Below are some records: retype them all exactly, but not the pictures.

**Supplied data:**
* begin *
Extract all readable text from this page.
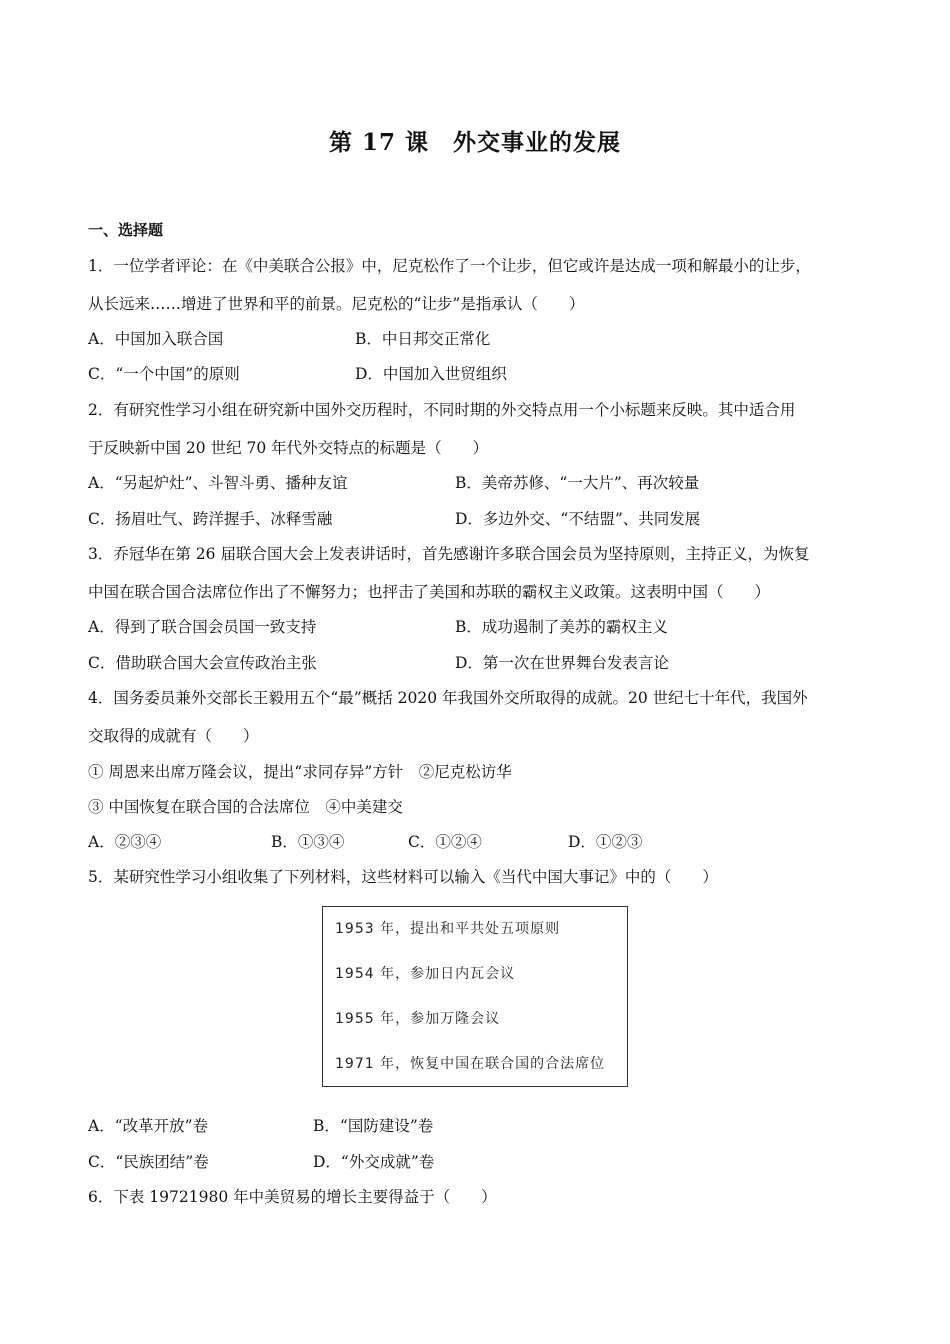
第 17 课　外交事业的发展
一、选择题
1．一位学者评论：在《中美联合公报》中，尼克松作了一个让步，但它或许是达成一项和解最小的让步，
从长远来……增进了世界和平的前景。尼克松的“让步”是指承认（　　）
A．中国加入联合国	B．中日邦交正常化
C．“一个中国”的原则	D．中国加入世贸组织
2．有研究性学习小组在研究新中国外交历程时，不同时期的外交特点用一个小标题来反映。其中适合用
于反映新中国 20 世纪 70 年代外交特点的标题是（　　）
A．“另起炉灶”、斗智斗勇、播种友谊	B．美帝苏修、“一大片”、再次较量
C．扬眉吐气、跨洋握手、冰释雪融	D．多边外交、“不结盟”、共同发展
3．乔冠华在第 26 届联合国大会上发表讲话时，首先感谢许多联合国会员为坚持原则，主持正义，为恢复
中国在联合国合法席位作出了不懈努力；也抨击了美国和苏联的霸权主义政策。这表明中国（　　）
A．得到了联合国会员国一致支持	B．成功遏制了美苏的霸权主义
C．借助联合国大会宣传政治主张	D．第一次在世界舞台发表言论
4．国务委员兼外交部长王毅用五个“最”概括 2020 年我国外交所取得的成就。20 世纪七十年代，我国外
交取得的成就有（　　）
① 周恩来出席万隆会议，提出“求同存异”方针　②尼克松访华
③ 中国恢复在联合国的合法席位　④中美建交
A．②③④	B．①③④	C．①②④	D．①②③
5．某研究性学习小组收集了下列材料，这些材料可以输入《当代中国大事记》中的（　　）
1953 年，提出和平共处五项原则
1954 年，参加日内瓦会议
1955 年，参加万隆会议
1971 年，恢复中国在联合国的合法席位
A．“改革开放”卷	B．“国防建设”卷
C．“民族团结”卷	D．“外交成就”卷
6．下表 19721980 年中美贸易的增长主要得益于（　　）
* end *
**The reply:**
Extract all readable text from this page.
第 17 课　外交事业的发展
一、选择题
1．一位学者评论：在《中美联合公报》中，尼克松作了一个让步，但它或许是达成一项和解最小的让步，
从长远来……增进了世界和平的前景。尼克松的“让步”是指承认（　　）
A．中国加入联合国	B．中日邦交正常化
C．“一个中国”的原则	D．中国加入世贸组织
2．有研究性学习小组在研究新中国外交历程时，不同时期的外交特点用一个小标题来反映。其中适合用
于反映新中国 20 世纪 70 年代外交特点的标题是（　　）
A．“另起炉灶”、斗智斗勇、播种友谊	B．美帝苏修、“一大片”、再次较量
C．扬眉吐气、跨洋握手、冰释雪融	D．多边外交、“不结盟”、共同发展
3．乔冠华在第 26 届联合国大会上发表讲话时，首先感谢许多联合国会员为坚持原则，主持正义，为恢复
中国在联合国合法席位作出了不懈努力；也抨击了美国和苏联的霸权主义政策。这表明中国（　　）
A．得到了联合国会员国一致支持	B．成功遏制了美苏的霸权主义
C．借助联合国大会宣传政治主张	D．第一次在世界舞台发表言论
4．国务委员兼外交部长王毅用五个“最”概括 2020 年我国外交所取得的成就。20 世纪七十年代，我国外
交取得的成就有（　　）
① 周恩来出席万隆会议，提出“求同存异”方针　②尼克松访华
③ 中国恢复在联合国的合法席位　④中美建交
A．②③④	B．①③④	C．①②④	D．①②③
5．某研究性学习小组收集了下列材料，这些材料可以输入《当代中国大事记》中的（　　）
1953 年，提出和平共处五项原则
1954 年，参加日内瓦会议
1955 年，参加万隆会议
1971 年，恢复中国在联合国的合法席位
A．“改革开放”卷	B．“国防建设”卷
C．“民族团结”卷	D．“外交成就”卷
6．下表 19721980 年中美贸易的增长主要得益于（　　）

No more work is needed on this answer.